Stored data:
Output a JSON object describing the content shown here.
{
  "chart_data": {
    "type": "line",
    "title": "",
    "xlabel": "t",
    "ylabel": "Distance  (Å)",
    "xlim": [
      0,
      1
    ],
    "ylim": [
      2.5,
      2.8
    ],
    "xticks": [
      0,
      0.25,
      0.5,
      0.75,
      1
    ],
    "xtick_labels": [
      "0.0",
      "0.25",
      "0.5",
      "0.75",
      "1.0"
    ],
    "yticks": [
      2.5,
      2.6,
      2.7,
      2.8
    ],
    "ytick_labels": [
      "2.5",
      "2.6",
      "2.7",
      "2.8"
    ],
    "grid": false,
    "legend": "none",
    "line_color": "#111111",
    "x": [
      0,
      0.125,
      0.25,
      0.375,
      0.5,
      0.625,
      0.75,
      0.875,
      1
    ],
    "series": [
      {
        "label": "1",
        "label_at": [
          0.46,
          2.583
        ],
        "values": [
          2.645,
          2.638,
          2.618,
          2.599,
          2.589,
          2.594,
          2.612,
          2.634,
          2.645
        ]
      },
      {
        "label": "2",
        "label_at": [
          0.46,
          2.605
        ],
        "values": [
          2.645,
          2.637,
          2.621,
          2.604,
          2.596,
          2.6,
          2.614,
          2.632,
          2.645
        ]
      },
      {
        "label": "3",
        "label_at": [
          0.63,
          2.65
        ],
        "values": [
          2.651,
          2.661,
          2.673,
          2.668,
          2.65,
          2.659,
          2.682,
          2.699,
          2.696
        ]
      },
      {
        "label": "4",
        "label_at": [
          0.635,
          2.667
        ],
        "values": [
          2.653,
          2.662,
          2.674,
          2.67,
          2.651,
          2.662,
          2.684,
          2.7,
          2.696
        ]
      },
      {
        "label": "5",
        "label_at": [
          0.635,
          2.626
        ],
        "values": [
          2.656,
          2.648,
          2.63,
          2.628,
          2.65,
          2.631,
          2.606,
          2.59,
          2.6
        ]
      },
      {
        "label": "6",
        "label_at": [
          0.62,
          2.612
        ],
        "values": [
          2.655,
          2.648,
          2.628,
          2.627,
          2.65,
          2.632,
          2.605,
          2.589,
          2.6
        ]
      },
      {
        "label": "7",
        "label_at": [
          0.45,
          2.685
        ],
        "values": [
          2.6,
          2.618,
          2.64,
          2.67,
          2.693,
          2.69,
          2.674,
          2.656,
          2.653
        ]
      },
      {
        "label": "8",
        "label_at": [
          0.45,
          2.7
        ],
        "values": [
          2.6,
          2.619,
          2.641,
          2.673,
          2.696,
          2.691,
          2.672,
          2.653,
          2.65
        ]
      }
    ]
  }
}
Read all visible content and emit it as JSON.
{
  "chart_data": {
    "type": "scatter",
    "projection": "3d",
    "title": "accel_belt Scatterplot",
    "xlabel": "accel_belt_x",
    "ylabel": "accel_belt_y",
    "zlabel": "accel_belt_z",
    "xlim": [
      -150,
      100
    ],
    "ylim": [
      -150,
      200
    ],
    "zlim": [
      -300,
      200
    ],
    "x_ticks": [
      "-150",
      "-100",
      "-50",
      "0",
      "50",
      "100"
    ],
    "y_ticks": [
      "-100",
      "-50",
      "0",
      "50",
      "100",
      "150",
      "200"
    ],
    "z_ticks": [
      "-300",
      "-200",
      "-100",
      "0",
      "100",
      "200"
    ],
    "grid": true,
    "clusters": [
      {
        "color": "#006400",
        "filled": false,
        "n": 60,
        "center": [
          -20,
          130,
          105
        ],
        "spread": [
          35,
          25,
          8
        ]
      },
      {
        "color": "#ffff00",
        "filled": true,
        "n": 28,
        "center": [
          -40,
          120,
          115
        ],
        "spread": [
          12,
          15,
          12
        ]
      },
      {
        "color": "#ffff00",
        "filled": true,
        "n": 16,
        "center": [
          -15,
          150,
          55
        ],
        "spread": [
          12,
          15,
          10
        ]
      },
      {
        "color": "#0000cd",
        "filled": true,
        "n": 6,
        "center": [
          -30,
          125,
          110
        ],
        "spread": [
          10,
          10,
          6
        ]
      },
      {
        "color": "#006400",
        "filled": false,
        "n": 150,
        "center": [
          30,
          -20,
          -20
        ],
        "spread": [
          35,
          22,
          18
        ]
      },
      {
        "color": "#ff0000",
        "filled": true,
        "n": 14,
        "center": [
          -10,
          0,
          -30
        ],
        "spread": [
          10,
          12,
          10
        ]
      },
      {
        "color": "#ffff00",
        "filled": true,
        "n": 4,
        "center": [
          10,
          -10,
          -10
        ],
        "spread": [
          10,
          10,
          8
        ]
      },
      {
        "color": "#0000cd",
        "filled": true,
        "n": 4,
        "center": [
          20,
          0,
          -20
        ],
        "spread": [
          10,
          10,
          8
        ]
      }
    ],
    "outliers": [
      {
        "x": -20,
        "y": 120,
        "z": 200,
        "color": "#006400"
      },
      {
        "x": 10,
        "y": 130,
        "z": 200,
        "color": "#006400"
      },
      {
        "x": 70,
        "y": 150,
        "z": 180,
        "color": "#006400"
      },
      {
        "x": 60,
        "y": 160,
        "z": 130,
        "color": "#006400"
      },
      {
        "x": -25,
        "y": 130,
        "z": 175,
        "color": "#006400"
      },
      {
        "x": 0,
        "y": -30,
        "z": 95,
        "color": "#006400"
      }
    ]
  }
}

What the task requires =
Filter lines by "JSON" and return each hit.

Written answer =
Output a JSON object describing the content shown here.
Read all visible content and emit it as JSON.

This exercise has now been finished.